### TASK TO COMPLETE
Identify each line holding the string "color" and copy it.

Stored entries:
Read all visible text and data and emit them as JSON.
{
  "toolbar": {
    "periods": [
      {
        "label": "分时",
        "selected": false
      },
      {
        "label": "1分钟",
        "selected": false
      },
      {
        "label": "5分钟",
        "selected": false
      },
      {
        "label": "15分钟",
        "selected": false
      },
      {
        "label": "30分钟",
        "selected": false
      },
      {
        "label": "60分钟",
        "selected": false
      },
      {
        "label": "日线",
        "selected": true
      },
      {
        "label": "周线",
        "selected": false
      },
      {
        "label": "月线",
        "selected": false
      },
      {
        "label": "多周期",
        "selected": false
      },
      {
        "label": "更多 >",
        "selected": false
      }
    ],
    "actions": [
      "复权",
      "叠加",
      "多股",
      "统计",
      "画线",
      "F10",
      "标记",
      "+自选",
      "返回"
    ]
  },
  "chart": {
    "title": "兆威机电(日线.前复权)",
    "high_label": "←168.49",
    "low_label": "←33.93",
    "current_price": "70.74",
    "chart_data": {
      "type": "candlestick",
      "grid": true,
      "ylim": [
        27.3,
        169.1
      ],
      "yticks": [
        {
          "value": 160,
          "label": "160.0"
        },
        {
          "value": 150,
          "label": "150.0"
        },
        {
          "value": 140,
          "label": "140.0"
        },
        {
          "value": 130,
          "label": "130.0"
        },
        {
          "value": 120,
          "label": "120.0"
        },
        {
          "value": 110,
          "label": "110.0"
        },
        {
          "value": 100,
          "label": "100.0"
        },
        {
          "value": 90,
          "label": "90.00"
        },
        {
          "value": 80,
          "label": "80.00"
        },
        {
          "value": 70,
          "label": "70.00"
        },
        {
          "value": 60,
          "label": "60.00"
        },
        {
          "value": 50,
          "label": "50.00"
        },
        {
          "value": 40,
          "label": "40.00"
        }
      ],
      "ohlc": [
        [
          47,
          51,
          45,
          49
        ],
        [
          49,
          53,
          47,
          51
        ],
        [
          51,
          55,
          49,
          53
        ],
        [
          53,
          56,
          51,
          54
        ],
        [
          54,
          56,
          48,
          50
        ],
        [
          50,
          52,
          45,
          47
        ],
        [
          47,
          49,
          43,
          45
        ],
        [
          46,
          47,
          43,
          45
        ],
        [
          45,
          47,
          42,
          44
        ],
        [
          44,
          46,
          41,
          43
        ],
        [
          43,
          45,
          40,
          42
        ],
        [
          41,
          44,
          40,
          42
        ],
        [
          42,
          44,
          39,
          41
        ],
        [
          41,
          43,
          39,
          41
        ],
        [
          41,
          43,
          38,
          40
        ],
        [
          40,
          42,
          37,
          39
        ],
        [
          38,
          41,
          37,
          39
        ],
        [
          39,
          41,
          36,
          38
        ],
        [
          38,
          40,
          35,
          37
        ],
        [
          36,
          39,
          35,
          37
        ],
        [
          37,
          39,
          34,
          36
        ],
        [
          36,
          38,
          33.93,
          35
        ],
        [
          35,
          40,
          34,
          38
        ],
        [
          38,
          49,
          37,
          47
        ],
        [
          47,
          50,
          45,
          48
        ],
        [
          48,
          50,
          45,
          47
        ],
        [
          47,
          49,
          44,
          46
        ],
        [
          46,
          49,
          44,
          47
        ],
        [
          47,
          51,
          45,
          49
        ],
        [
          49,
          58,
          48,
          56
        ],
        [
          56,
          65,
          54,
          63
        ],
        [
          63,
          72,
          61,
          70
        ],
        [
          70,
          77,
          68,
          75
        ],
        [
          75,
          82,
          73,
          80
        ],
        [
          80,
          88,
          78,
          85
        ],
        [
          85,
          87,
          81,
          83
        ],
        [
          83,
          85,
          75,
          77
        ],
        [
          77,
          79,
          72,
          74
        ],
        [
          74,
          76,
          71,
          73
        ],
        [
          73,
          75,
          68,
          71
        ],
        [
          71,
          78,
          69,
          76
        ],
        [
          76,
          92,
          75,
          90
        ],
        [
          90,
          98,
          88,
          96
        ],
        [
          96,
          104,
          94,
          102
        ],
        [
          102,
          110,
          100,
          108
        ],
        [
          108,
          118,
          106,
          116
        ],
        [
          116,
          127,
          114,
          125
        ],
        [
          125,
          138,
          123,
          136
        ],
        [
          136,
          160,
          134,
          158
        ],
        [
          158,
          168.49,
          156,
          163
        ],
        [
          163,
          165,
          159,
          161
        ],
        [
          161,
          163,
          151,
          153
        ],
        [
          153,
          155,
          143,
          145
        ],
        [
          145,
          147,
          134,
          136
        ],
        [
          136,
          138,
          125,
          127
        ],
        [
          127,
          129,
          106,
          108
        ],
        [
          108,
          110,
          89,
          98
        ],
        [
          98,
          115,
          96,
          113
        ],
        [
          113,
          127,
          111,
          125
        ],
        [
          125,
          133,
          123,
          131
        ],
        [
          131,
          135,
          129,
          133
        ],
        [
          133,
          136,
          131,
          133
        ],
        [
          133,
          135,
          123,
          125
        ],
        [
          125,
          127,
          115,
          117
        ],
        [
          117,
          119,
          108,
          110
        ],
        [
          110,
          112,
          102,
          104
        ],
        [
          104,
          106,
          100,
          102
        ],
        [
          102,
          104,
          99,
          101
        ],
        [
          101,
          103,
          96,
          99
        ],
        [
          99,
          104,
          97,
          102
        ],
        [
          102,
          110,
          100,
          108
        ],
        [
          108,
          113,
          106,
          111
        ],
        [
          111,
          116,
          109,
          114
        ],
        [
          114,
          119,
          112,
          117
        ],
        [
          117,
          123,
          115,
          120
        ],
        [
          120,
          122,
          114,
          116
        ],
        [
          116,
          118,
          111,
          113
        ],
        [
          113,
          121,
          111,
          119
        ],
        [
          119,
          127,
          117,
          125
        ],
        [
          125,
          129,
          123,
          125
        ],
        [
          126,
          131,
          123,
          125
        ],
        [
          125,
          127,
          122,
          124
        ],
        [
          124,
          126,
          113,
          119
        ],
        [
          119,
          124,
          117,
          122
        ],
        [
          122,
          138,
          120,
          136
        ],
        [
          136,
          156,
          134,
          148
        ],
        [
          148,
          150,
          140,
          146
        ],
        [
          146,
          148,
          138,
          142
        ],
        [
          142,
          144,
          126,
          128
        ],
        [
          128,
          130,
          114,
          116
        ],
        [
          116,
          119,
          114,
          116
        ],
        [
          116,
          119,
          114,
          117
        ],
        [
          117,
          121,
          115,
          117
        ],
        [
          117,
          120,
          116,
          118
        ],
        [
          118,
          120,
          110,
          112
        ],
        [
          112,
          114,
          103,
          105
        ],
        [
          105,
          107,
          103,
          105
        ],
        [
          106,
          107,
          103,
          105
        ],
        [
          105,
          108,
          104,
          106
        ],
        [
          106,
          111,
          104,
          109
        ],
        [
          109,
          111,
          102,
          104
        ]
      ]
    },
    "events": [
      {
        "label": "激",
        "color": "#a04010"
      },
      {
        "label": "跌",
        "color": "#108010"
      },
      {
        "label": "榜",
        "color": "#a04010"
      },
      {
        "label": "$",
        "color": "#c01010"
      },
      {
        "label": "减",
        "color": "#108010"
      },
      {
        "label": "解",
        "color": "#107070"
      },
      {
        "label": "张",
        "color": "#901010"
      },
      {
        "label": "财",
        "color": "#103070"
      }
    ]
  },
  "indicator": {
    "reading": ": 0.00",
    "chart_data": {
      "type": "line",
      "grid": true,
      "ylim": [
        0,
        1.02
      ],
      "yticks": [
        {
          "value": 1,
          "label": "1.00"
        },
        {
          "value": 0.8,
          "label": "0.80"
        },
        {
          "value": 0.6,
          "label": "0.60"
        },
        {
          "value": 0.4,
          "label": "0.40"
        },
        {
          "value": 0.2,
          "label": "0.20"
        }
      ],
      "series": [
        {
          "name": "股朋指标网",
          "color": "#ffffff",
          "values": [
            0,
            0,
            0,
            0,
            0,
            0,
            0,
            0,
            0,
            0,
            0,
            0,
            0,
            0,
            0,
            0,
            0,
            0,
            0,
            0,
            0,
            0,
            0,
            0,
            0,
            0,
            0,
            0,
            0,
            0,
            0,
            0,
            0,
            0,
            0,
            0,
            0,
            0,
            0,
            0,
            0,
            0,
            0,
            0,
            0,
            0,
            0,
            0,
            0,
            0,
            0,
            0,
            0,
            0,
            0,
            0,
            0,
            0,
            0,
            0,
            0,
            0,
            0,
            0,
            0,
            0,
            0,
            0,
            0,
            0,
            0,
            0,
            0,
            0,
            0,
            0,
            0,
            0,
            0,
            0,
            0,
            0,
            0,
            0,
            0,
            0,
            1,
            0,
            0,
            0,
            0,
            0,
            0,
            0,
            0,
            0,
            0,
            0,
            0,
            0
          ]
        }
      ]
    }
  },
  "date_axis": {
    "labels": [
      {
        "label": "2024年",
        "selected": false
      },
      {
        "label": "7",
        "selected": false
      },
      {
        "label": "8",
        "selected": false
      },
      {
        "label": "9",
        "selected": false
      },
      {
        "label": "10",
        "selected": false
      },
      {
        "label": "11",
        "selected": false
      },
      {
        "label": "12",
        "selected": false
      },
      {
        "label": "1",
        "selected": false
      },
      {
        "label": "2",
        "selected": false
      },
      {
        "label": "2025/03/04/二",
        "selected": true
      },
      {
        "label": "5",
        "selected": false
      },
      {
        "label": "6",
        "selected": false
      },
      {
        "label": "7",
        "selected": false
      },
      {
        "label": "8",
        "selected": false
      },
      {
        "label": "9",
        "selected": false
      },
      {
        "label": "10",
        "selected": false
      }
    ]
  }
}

### RIGHT ANSWER
        "color": "#a04010"
        "color": "#108010"
        "color": "#a04010"
        "color": "#c01010"
        "color": "#108010"
        "color": "#107070"
        "color": "#901010"
        "color": "#103070"
          "color": "#ffffff",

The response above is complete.